Exactly reproduce all the records, keeping pictures out of the copy.
===== Information provided
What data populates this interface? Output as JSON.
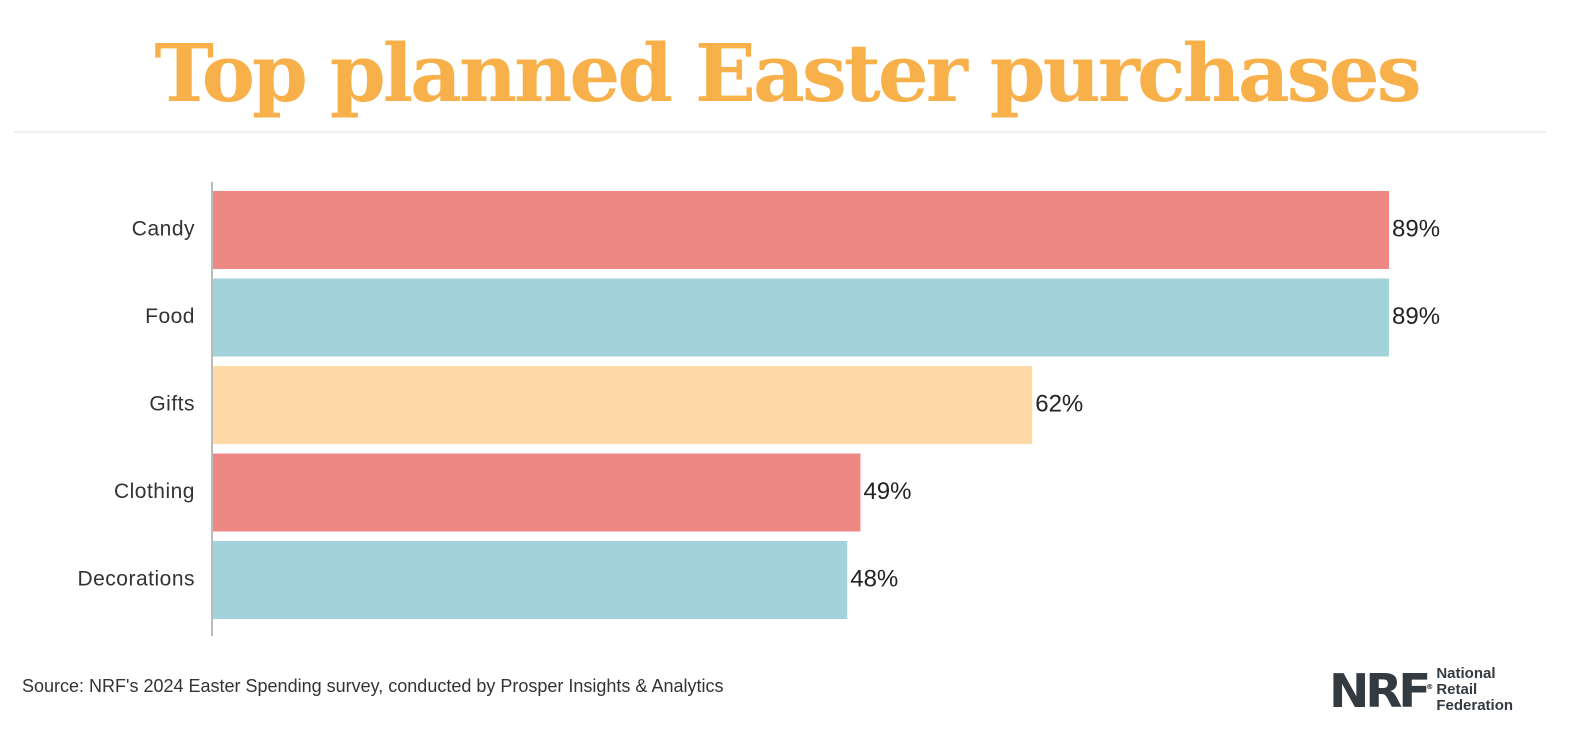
{
  "header": {
    "title": "Top planned Easter purchases"
  },
  "colors": {
    "title": "#f8b04a",
    "bar_pink": "#ee8885",
    "bar_teal": "#a2d2da",
    "bar_peach": "#ffd9a6",
    "axis": "#bbbbbb",
    "logo": "#333a40"
  },
  "chart_data": {
    "type": "bar",
    "orientation": "horizontal",
    "categories": [
      "Candy",
      "Food",
      "Gifts",
      "Clothing",
      "Decorations"
    ],
    "values": [
      89,
      89,
      62,
      49,
      48
    ],
    "value_labels": [
      "89%",
      "89%",
      "62%",
      "49%",
      "48%"
    ],
    "bar_colors": [
      "#ee8885",
      "#a2d2da",
      "#ffd9a6",
      "#ee8885",
      "#a2d2da"
    ],
    "title": "Top planned Easter purchases",
    "xlabel": "",
    "ylabel": "",
    "unit": "%",
    "xlim": [
      0,
      89
    ],
    "grid": false,
    "legend": "none"
  },
  "footer": {
    "source": "Source: NRF's 2024 Easter Spending survey, conducted by Prosper Insights & Analytics"
  },
  "logo": {
    "mark": "NRF",
    "registered": "®",
    "words": [
      "National",
      "Retail",
      "Federation"
    ]
  }
}
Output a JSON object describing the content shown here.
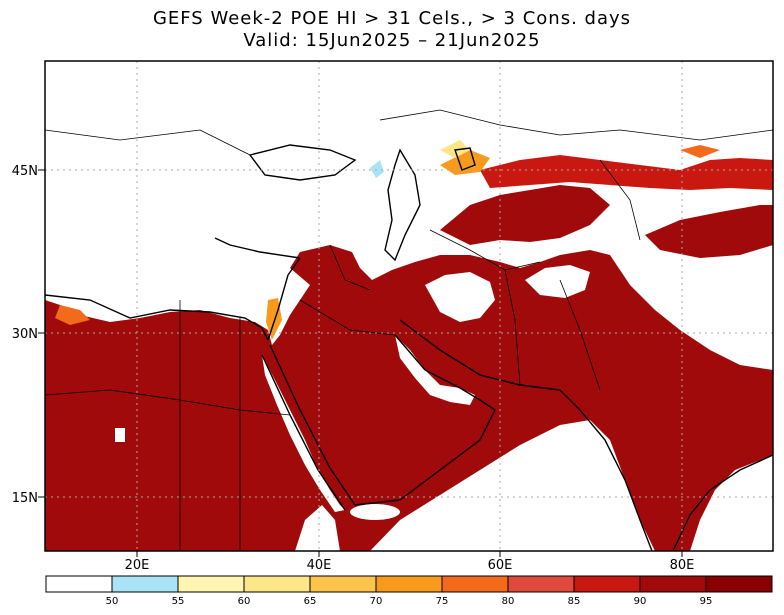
{
  "title": {
    "line1": "GEFS Week-2 POE HI > 31 Cels., > 3 Cons. days",
    "line2": "Valid: 15Jun2025 – 21Jun2025"
  },
  "map": {
    "lat_labels": [
      "45N",
      "30N",
      "15N"
    ],
    "lon_labels": [
      "20E",
      "40E",
      "60E",
      "80E"
    ]
  },
  "colorbar": {
    "thresholds": [
      "50",
      "55",
      "60",
      "65",
      "70",
      "75",
      "80",
      "85",
      "90",
      "95"
    ],
    "colors": [
      "#ffffff",
      "#a8e4f5",
      "#fff5b0",
      "#fde58a",
      "#fcc44c",
      "#f89a1c",
      "#f26a1a",
      "#e04a3c",
      "#c81810",
      "#a00a0a",
      "#8a0000"
    ]
  }
}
==========
- _The solution_
What data populates this interface? Output as JSON.
{
  "header": {
    "title": "Top planned Easter purchases"
  },
  "colors": {
    "title": "#f8b04a",
    "bar_pink": "#ee8885",
    "bar_teal": "#a2d2da",
    "bar_peach": "#ffd9a6",
    "axis": "#bbbbbb",
    "logo": "#333a40"
  },
  "chart_data": {
    "type": "bar",
    "orientation": "horizontal",
    "categories": [
      "Candy",
      "Food",
      "Gifts",
      "Clothing",
      "Decorations"
    ],
    "values": [
      89,
      89,
      62,
      49,
      48
    ],
    "value_labels": [
      "89%",
      "89%",
      "62%",
      "49%",
      "48%"
    ],
    "bar_colors": [
      "#ee8885",
      "#a2d2da",
      "#ffd9a6",
      "#ee8885",
      "#a2d2da"
    ],
    "title": "Top planned Easter purchases",
    "xlabel": "",
    "ylabel": "",
    "unit": "%",
    "xlim": [
      0,
      89
    ],
    "grid": false,
    "legend": "none"
  },
  "footer": {
    "source": "Source: NRF's 2024 Easter Spending survey, conducted by Prosper Insights & Analytics"
  },
  "logo": {
    "mark": "NRF",
    "registered": "®",
    "words": [
      "National",
      "Retail",
      "Federation"
    ]
  }
}
Output a JSON object describing the content shown here.
{
  "title": {
    "line1": "GEFS Week-2 POE HI > 31 Cels., > 3 Cons. days",
    "line2": "Valid: 15Jun2025 – 21Jun2025"
  },
  "map": {
    "lat_labels": [
      "45N",
      "30N",
      "15N"
    ],
    "lon_labels": [
      "20E",
      "40E",
      "60E",
      "80E"
    ]
  },
  "colorbar": {
    "thresholds": [
      "50",
      "55",
      "60",
      "65",
      "70",
      "75",
      "80",
      "85",
      "90",
      "95"
    ],
    "colors": [
      "#ffffff",
      "#a8e4f5",
      "#fff5b0",
      "#fde58a",
      "#fcc44c",
      "#f89a1c",
      "#f26a1a",
      "#e04a3c",
      "#c81810",
      "#a00a0a",
      "#8a0000"
    ]
  }
}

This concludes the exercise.